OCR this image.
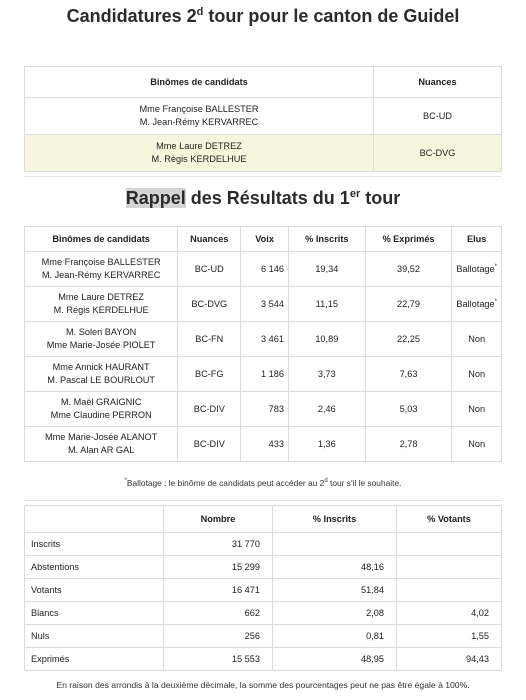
Candidatures 2$^d$ tour pour le canton de Guidel
Binômes de candidats	Nuances

Mme Françoise BALLESTER
M. Jean-Rémy KERVARREC	BC-UD

Mme Laure DETREZ
M. Régis KERDELHUE	BC-DVG
Rappel des Résultats du 1er tour
Binômes de candidats	Nuances	Voix	% Inscrits	% Exprimés	Elus

Mme Françoise BALLESTER
M. Jean-Rémy KERVARREC	BC-UD	6 146	19,34	39,52	Ballotage*

Mme Laure DETREZ
M. Régis KERDELHUE	BC-DVG	3 544	11,15	22,79	Ballotage*

M. Solen BAYON
Mme Marie-Josée PIOLET	BC-FN	3 461	10,89	22,25	Non

Mme Annick HAURANT
M. Pascal LE BOURLOUT	BC-FG	1 186	3,73	7,63	Non

M. Maël GRAIGNIC
Mme Claudine PERRON	BC-DIV	783	2,46	5,03	Non

Mme Marie-Josée ALANOT
M. Alan AR GAL	BC-DIV	433	1,36	2,78	Non
*Ballotage : le binôme de candidats peut accéder au 2$^d$ tour s'il le souhaite.
	Nombre	% Inscrits	% Votants
Inscrits	31 770		
Abstentions	15 299	48,16	
Votants	16 471	51,84	
Blancs	662	2,08	4,02
Nuls	256	0,81	1,55
Exprimés	15 553	48,95	94,43
En raison des arrondis à la deuxième décimale, la somme des pourcentages peut ne pas être égale à 100%.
┄┄┄┄┄┄┄┄┄┄
TASK
Pick out the lines that contain "Nuances" and copy them.

RESULT OF THE EXERCISE
Binômes de candidats	Nuances
Binômes de candidats	Nuances	Voix	% Inscrits	% Exprimés	Elus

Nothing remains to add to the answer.